Privacy Policy
Last updated: 26 April 2026
This Privacy Policy explains how the Operator of TuMCP (see our Legal page) ("we", "us") processes personal data when you visit the website, create an account, use the product, or contact us. It is written to align with the EU General Data Protection Regulation (GDPR). If you are in the UK, similar rights apply under the UK GDPR.
1. Data controller
The controller for personal data processed through TuMCP is the Operator identified on the Legal page. Contact for privacy matters: dtricoma@gmail.com. We have not appointed a Data Protection Officer (DPO); you can exercise your rights at the same address.
2. What we collect
2.1 Account and identity
When you sign up (e.g. via our authentication provider), we may process your name, email address, profile image, identifiers, and session data as needed to operate accounts and security.
2.2 Billing
If you subscribe to a paid plan, our payment processor may process payment method details, transaction records, and billing address. We receive limited billing metadata needed to manage your subscription.
2.3 Integration credentials
To connect third-party services you enable, you provide API keys or OAuth tokens. We store and use them only to perform the integrations you configure, using appropriate technical measures (including encryption where applicable).
2.4 Usage, security, and diagnostics
We process technical data such as IP address, user agent, timestamps, request metadata, error logs, and abuse-prevention signals to run, secure, and improve the Service and to enforce rate limits and quotas.
2.5 Support and contact
If you email us or use the contact form, we process the content of your message and contact details you provide.
3. Purposes and legal bases (GDPR)
We process personal data on the following bases:
- Contract (Art. 6(1)(b) GDPR): providing the Service, authentication, subscription management, and support you request.
- Legitimate interests (Art. 6(1)(f) GDPR): securing the platform (fraud prevention, abuse detection, stability), improving reliability of the Service, internal analytics that does not rely on intrusive profiling, and communicating with you about similar services where permitted. We balance these interests against your rights; you may object to processing based on legitimate interests where GDPR gives you that right by contacting dtricoma@gmail.com, and we will respond in line with applicable law.
- Legal obligation (Art. 6(1)(c) GDPR): compliance with tax, accounting, or lawful requests.
- Consent (Art. 6(1)(a) GDPR): where processing is based on consent (for example preferences you set for cookies or measurement), you may withdraw it at any time via Cookie preferences or your browser.
4. Recipients and processors
We use carefully selected service providers ("processors"), including:
- hosting and infrastructure providers (which may process data in the EU and elsewhere);
- authentication and identity (e.g. Clerk);
- database and backend (e.g. Supabase);
- payment processing (e.g. Dodo Payments or as shown at checkout);
- email delivery if you configure contact or transactional email;
- analytics/measurement (e.g. Google Analytics), subject to the opt-out described in our Cookie Policy.
We enter into data processing terms where required. Third-party products you connect are independent controllers or processors under their own policies.
5. International transfers
Your data may be processed in the European Economic Area (EEA) and in other countries, including the United States, where our subprocessors operate. Where data is transferred outside the EEA/UK, we rely on appropriate safeguards such as Standard Contractual Clauses (SCCs) approved by the European Commission, UK international data transfer agreements where applicable, or adequacy decisions. Further detail is available in subprocessors' privacy documentation (for example Clerk, Supabase, Google, hosting providers).

What the exercise asks. Copy the privacy policy text starting at "We enter into" and ending at "their own policies.", changing "Third-party products" to "External services" throughout.

Information provided.
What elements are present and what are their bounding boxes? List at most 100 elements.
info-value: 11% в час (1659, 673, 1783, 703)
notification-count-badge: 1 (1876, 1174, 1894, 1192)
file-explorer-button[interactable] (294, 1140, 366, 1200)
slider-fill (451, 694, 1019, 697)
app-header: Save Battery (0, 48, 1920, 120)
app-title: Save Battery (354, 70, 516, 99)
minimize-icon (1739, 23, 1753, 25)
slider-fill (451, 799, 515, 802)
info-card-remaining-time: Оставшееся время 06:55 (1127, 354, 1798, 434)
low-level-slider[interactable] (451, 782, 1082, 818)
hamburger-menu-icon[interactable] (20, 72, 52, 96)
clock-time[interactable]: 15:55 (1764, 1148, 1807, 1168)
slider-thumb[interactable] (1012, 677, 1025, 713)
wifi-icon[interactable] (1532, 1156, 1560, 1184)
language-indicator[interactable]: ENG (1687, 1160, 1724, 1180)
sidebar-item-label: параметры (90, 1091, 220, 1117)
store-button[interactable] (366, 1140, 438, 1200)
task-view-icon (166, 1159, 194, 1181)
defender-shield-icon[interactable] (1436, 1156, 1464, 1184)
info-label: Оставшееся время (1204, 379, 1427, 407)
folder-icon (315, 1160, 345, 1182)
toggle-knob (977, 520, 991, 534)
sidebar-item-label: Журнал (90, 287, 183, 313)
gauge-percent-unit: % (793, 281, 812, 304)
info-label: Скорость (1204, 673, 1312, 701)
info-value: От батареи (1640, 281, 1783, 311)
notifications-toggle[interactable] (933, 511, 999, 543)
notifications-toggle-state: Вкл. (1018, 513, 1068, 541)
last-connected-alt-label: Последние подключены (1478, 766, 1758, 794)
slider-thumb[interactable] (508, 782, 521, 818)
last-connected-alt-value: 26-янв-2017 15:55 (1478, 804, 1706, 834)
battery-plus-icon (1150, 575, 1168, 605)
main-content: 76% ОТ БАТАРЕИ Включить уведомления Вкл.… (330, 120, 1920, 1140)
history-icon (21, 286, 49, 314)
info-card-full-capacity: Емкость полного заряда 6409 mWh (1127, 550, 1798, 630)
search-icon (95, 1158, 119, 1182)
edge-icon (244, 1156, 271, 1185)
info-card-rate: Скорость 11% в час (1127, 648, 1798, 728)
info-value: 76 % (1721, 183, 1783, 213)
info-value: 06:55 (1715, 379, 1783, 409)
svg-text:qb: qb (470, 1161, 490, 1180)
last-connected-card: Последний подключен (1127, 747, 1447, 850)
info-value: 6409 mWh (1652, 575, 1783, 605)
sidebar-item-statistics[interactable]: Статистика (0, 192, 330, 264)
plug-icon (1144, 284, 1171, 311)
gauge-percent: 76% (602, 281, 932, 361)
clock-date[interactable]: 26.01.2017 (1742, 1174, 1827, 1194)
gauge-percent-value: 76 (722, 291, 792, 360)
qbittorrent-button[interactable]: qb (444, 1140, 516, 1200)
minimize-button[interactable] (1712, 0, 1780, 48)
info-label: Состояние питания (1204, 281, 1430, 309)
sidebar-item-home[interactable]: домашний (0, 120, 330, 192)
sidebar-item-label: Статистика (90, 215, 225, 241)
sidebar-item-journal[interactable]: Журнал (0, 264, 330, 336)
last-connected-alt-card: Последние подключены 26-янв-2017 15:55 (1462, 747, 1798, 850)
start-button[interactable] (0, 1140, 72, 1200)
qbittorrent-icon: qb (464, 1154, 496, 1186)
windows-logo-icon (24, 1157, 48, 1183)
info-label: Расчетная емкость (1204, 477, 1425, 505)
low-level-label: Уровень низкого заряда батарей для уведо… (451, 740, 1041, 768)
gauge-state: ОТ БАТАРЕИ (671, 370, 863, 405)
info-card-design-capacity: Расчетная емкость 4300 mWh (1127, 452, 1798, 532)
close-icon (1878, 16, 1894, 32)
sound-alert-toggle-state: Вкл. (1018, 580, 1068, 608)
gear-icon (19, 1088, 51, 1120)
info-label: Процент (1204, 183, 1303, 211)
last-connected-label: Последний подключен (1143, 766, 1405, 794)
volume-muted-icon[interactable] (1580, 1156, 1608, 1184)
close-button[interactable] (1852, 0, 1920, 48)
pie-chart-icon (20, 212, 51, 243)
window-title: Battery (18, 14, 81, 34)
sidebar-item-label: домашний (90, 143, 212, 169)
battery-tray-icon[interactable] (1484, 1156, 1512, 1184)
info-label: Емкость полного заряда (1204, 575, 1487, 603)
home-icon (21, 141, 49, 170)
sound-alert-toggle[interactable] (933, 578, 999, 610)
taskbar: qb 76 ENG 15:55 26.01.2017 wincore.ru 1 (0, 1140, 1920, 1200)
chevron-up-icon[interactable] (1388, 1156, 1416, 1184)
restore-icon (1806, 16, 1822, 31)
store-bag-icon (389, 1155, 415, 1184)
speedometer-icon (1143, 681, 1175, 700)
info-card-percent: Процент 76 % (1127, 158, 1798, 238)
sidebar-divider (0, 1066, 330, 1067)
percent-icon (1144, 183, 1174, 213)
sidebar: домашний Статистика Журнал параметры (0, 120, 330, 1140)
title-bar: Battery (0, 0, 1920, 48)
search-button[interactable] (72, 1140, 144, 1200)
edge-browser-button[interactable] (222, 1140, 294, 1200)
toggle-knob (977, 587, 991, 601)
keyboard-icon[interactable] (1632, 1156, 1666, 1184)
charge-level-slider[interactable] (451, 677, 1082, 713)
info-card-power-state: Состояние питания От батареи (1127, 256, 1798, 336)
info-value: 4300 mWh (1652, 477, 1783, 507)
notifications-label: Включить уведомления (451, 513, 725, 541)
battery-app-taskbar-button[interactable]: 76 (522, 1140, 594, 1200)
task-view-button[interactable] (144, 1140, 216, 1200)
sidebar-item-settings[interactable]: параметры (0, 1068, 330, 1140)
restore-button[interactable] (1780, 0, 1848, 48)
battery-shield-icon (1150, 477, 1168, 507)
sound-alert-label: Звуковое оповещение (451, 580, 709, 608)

Task solution.
We enter into data processing terms where required. External services you connect are independent controllers or processors under their own policies.